[Your goal]
Gather from the material every line that contains the string "name".

Records from a collection of figures

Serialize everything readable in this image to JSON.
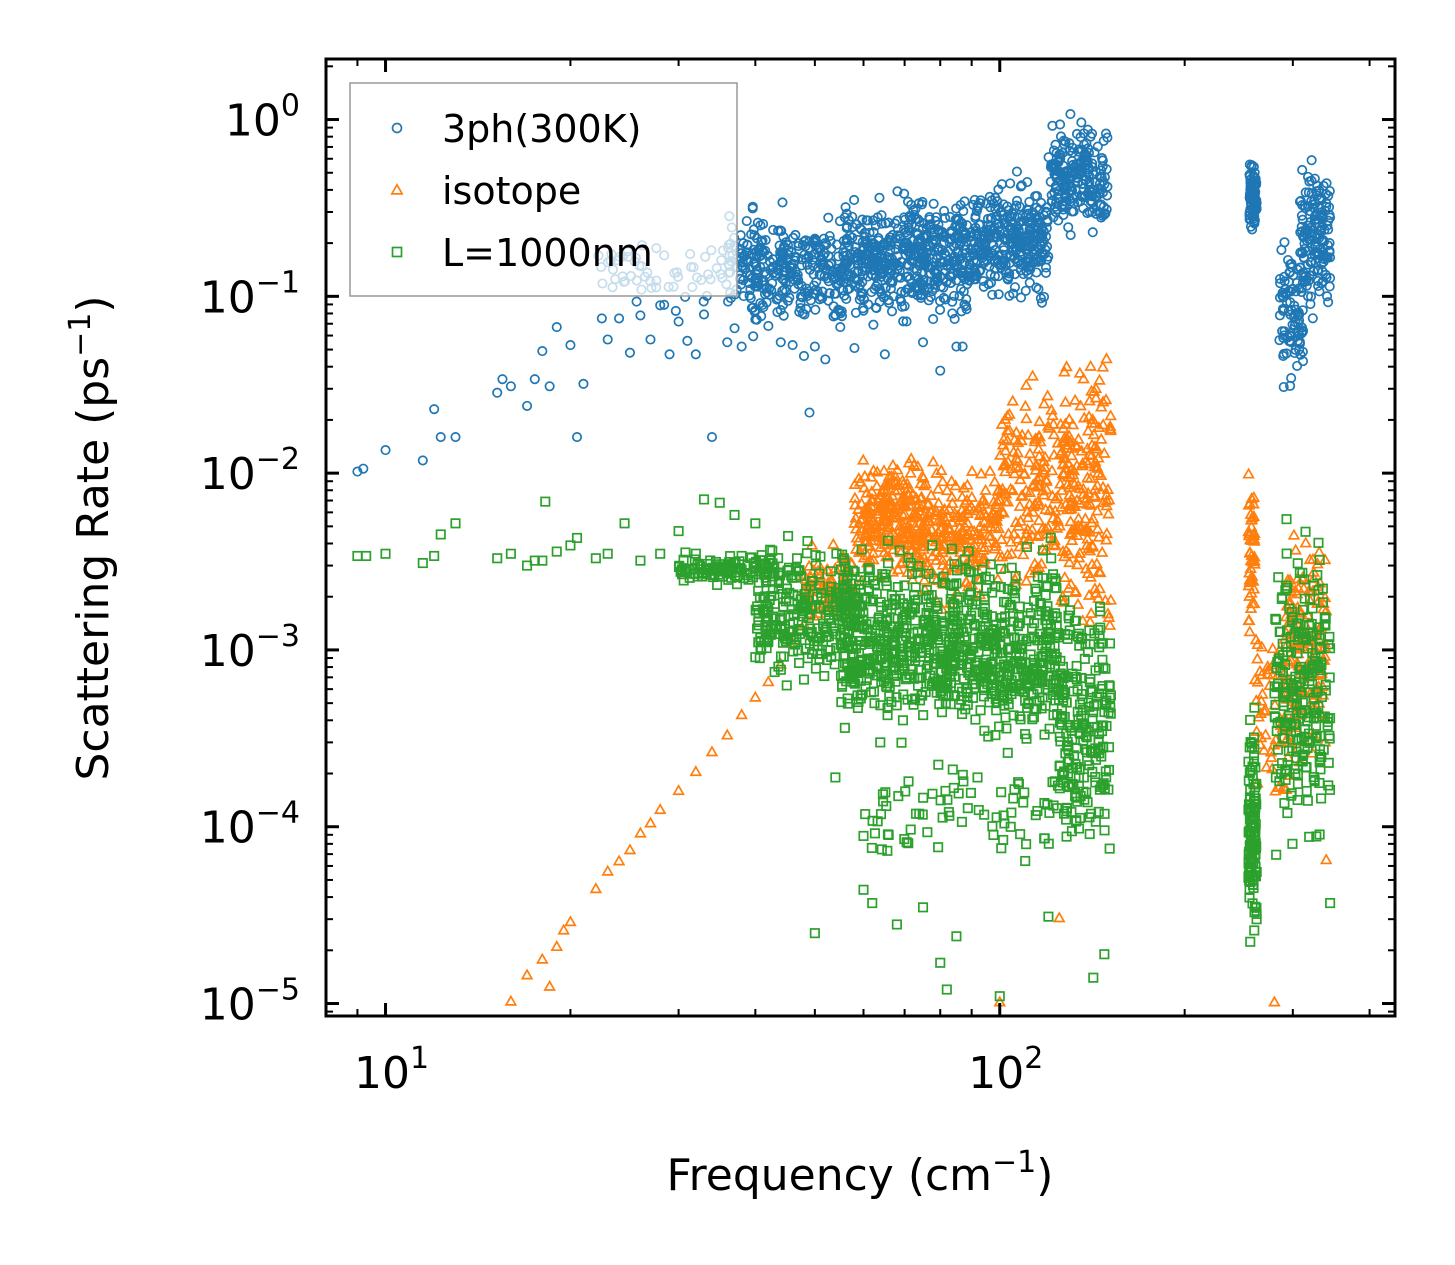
{
  "chart_data": {
    "type": "scatter",
    "title": "",
    "xlabel": {
      "text": "Frequency (cm",
      "sup": "−1",
      "close": ")"
    },
    "ylabel": {
      "text": "Scattering Rate (ps",
      "sup": "−1",
      "close": ")"
    },
    "xscale": "log",
    "yscale": "log",
    "xlim": [
      8,
      440
    ],
    "ylim": [
      8.5e-06,
      2.2
    ],
    "x_ticks": [
      {
        "value": 10,
        "base": "10",
        "exp": "1"
      },
      {
        "value": 100,
        "base": "10",
        "exp": "2"
      }
    ],
    "y_ticks": [
      {
        "value": 1,
        "base": "10",
        "exp": "0"
      },
      {
        "value": 0.1,
        "base": "10",
        "exp": "−1"
      },
      {
        "value": 0.01,
        "base": "10",
        "exp": "−2"
      },
      {
        "value": 0.001,
        "base": "10",
        "exp": "−3"
      },
      {
        "value": 0.0001,
        "base": "10",
        "exp": "−4"
      },
      {
        "value": 1e-05,
        "base": "10",
        "exp": "−5"
      }
    ],
    "legend_position": "top-left",
    "series": [
      {
        "name": "3ph(300K)",
        "marker": "circle",
        "color": "#1f77b4",
        "points": [
          [
            9.0,
            0.0102
          ],
          [
            9.2,
            0.0106
          ],
          [
            10.0,
            0.0135
          ],
          [
            11.5,
            0.0118
          ],
          [
            12.0,
            0.023
          ],
          [
            12.3,
            0.016
          ],
          [
            13.0,
            0.016
          ],
          [
            15.2,
            0.0285
          ],
          [
            15.5,
            0.034
          ],
          [
            16.0,
            0.031
          ],
          [
            17.0,
            0.024
          ],
          [
            17.5,
            0.034
          ],
          [
            18.0,
            0.049
          ],
          [
            18.5,
            0.031
          ],
          [
            19.0,
            0.067
          ],
          [
            20.0,
            0.053
          ],
          [
            20.5,
            0.016
          ],
          [
            21.0,
            0.032
          ],
          [
            22.5,
            0.075
          ],
          [
            23.0,
            0.057
          ],
          [
            24.0,
            0.075
          ],
          [
            25.0,
            0.048
          ],
          [
            26.0,
            0.078
          ],
          [
            27.0,
            0.057
          ],
          [
            28.0,
            0.089
          ],
          [
            29.0,
            0.047
          ],
          [
            30.0,
            0.072
          ],
          [
            31.0,
            0.056
          ],
          [
            32.0,
            0.047
          ],
          [
            33.0,
            0.079
          ],
          [
            34.0,
            0.016
          ],
          [
            36.0,
            0.055
          ],
          [
            37.0,
            0.066
          ],
          [
            38.0,
            0.052
          ],
          [
            40.0,
            0.074
          ],
          [
            42.0,
            0.068
          ],
          [
            44.0,
            0.055
          ],
          [
            46.0,
            0.053
          ],
          [
            48.0,
            0.046
          ],
          [
            49.0,
            0.022
          ],
          [
            50.0,
            0.052
          ],
          [
            52.0,
            0.044
          ],
          [
            55.0,
            0.067
          ],
          [
            58.0,
            0.051
          ],
          [
            60.0,
            0.083
          ],
          [
            65.0,
            0.047
          ],
          [
            70.0,
            0.088
          ],
          [
            75.0,
            0.055
          ],
          [
            80.0,
            0.038
          ],
          [
            85.0,
            0.052
          ],
          [
            87.0,
            0.052
          ]
        ],
        "clusters": [
          {
            "x": [
              22,
              36
            ],
            "y": [
              0.07,
              0.25
            ],
            "n": 60
          },
          {
            "x": [
              36,
              56
            ],
            "y": [
              0.055,
              0.38
            ],
            "n": 320
          },
          {
            "x": [
              56,
              90
            ],
            "y": [
              0.06,
              0.45
            ],
            "n": 520
          },
          {
            "x": [
              90,
              120
            ],
            "y": [
              0.08,
              0.55
            ],
            "n": 320
          },
          {
            "x": [
              120,
              150
            ],
            "y": [
              0.2,
              1.2
            ],
            "n": 220
          },
          {
            "x": [
              255,
              262
            ],
            "y": [
              0.2,
              0.62
            ],
            "n": 90
          },
          {
            "x": [
              285,
              312
            ],
            "y": [
              0.025,
              0.25
            ],
            "n": 90
          },
          {
            "x": [
              308,
              345
            ],
            "y": [
              0.06,
              0.72
            ],
            "n": 160
          }
        ]
      },
      {
        "name": "isotope",
        "marker": "triangle",
        "color": "#ff7f0e",
        "points": [
          [
            16.0,
            1.03e-05
          ],
          [
            17.0,
            1.45e-05
          ],
          [
            18.0,
            1.78e-05
          ],
          [
            18.5,
            1.25e-05
          ],
          [
            19.0,
            2.1e-05
          ],
          [
            19.5,
            2.6e-05
          ],
          [
            20.0,
            2.9e-05
          ],
          [
            22.0,
            4.46e-05
          ],
          [
            23.0,
            5.6e-05
          ],
          [
            24.0,
            6.4e-05
          ],
          [
            25.0,
            7.4e-05
          ],
          [
            26.0,
            9.2e-05
          ],
          [
            27.0,
            0.000105
          ],
          [
            28.0,
            0.000125
          ],
          [
            30.0,
            0.00016
          ],
          [
            32.0,
            0.000205
          ],
          [
            34.0,
            0.000265
          ],
          [
            36.0,
            0.00033
          ],
          [
            38.0,
            0.00043
          ],
          [
            40.0,
            0.00054
          ],
          [
            42.0,
            0.00066
          ],
          [
            44.0,
            0.00083
          ],
          [
            46.0,
            0.0011
          ],
          [
            48.0,
            0.0014
          ],
          [
            52.0,
            0.0022
          ],
          [
            56.0,
            0.0031
          ],
          [
            58.0,
            0.0052
          ],
          [
            100.0,
            1.02e-05
          ],
          [
            125.0,
            3.05e-05
          ],
          [
            280.0,
            1.02e-05
          ],
          [
            150.0,
            0.0016
          ],
          [
            340.0,
            6.5e-05
          ]
        ],
        "clusters": [
          {
            "x": [
              48,
              58
            ],
            "y": [
              0.0012,
              0.0045
            ],
            "n": 80
          },
          {
            "x": [
              58,
              75
            ],
            "y": [
              0.002,
              0.015
            ],
            "n": 260
          },
          {
            "x": [
              75,
              100
            ],
            "y": [
              0.0015,
              0.014
            ],
            "n": 220
          },
          {
            "x": [
              100,
              125
            ],
            "y": [
              0.0015,
              0.045
            ],
            "n": 160
          },
          {
            "x": [
              125,
              152
            ],
            "y": [
              0.0008,
              0.09
            ],
            "n": 200
          },
          {
            "x": [
              254,
              260
            ],
            "y": [
              0.0006,
              0.016
            ],
            "n": 50
          },
          {
            "x": [
              260,
              300
            ],
            "y": [
              5e-05,
              0.003
            ],
            "n": 60
          },
          {
            "x": [
              290,
              340
            ],
            "y": [
              0.00015,
              0.008
            ],
            "n": 140
          }
        ]
      },
      {
        "name": "L=1000nm",
        "marker": "square",
        "color": "#2ca02c",
        "points": [
          [
            9.0,
            0.0034
          ],
          [
            9.3,
            0.0034
          ],
          [
            10.0,
            0.0035
          ],
          [
            11.5,
            0.0031
          ],
          [
            12.0,
            0.0034
          ],
          [
            12.3,
            0.0045
          ],
          [
            13.0,
            0.0052
          ],
          [
            15.2,
            0.0033
          ],
          [
            16.0,
            0.0035
          ],
          [
            17.0,
            0.003
          ],
          [
            17.5,
            0.0032
          ],
          [
            18.0,
            0.0032
          ],
          [
            18.2,
            0.0069
          ],
          [
            19.0,
            0.0036
          ],
          [
            20.0,
            0.0039
          ],
          [
            20.5,
            0.0043
          ],
          [
            22.0,
            0.0033
          ],
          [
            23.0,
            0.0035
          ],
          [
            24.5,
            0.0052
          ],
          [
            26.0,
            0.0032
          ],
          [
            28.0,
            0.0035
          ],
          [
            30.0,
            0.0047
          ],
          [
            33.0,
            0.0071
          ],
          [
            35.0,
            0.0068
          ],
          [
            37.0,
            0.0058
          ],
          [
            40.0,
            0.0052
          ],
          [
            40.0,
            0.00091
          ],
          [
            43.0,
            0.00075
          ],
          [
            45.0,
            0.00063
          ],
          [
            48.0,
            0.00068
          ],
          [
            50.0,
            2.5e-05
          ],
          [
            54.0,
            0.00019
          ],
          [
            60.0,
            4.4e-05
          ],
          [
            62.0,
            3.7e-05
          ],
          [
            68.0,
            2.8e-05
          ],
          [
            75.0,
            3.5e-05
          ],
          [
            80.0,
            1.7e-05
          ],
          [
            82.0,
            1.2e-05
          ],
          [
            85.0,
            2.4e-05
          ],
          [
            92.0,
            0.00019
          ],
          [
            100.0,
            1.1e-05
          ],
          [
            110.0,
            6.4e-05
          ],
          [
            120.0,
            3.1e-05
          ],
          [
            142.0,
            1.4e-05
          ],
          [
            148.0,
            1.9e-05
          ],
          [
            345.0,
            3.7e-05
          ]
        ],
        "clusters": [
          {
            "x": [
              30,
              45
            ],
            "y": [
              0.0022,
              0.0038
            ],
            "n": 120
          },
          {
            "x": [
              40,
              60
            ],
            "y": [
              0.0005,
              0.005
            ],
            "n": 260
          },
          {
            "x": [
              55,
              90
            ],
            "y": [
              0.00025,
              0.005
            ],
            "n": 520
          },
          {
            "x": [
              90,
              125
            ],
            "y": [
              0.0002,
              0.0045
            ],
            "n": 360
          },
          {
            "x": [
              125,
              152
            ],
            "y": [
              5e-05,
              0.003
            ],
            "n": 200
          },
          {
            "x": [
              60,
              150
            ],
            "y": [
              6e-05,
              0.00025
            ],
            "n": 90
          },
          {
            "x": [
              254,
              262
            ],
            "y": [
              1.3e-05,
              0.0006
            ],
            "n": 130
          },
          {
            "x": [
              280,
              345
            ],
            "y": [
              5e-05,
              0.0065
            ],
            "n": 240
          }
        ]
      }
    ]
  }
}
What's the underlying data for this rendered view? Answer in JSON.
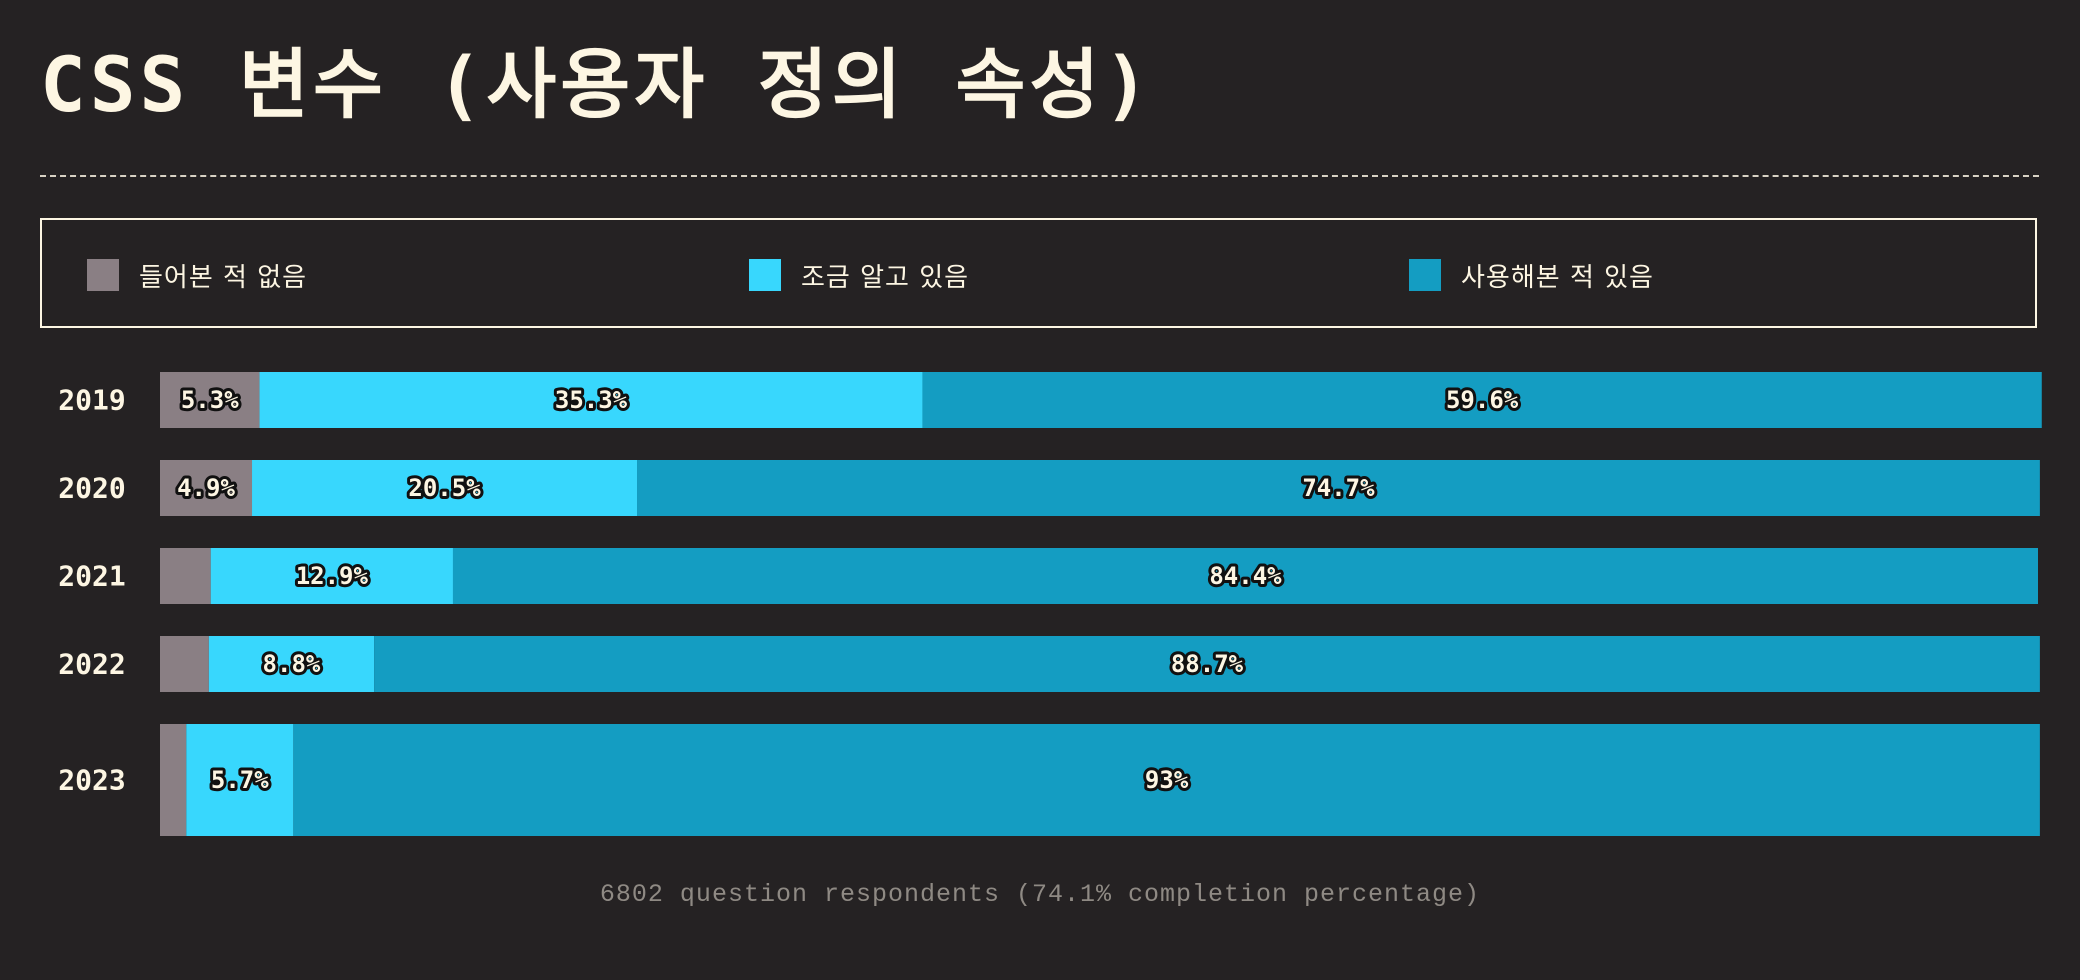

[Final answer]
        "name": "3ph(300K)",
        "name": "isotope",
        "name": "L=1000nm",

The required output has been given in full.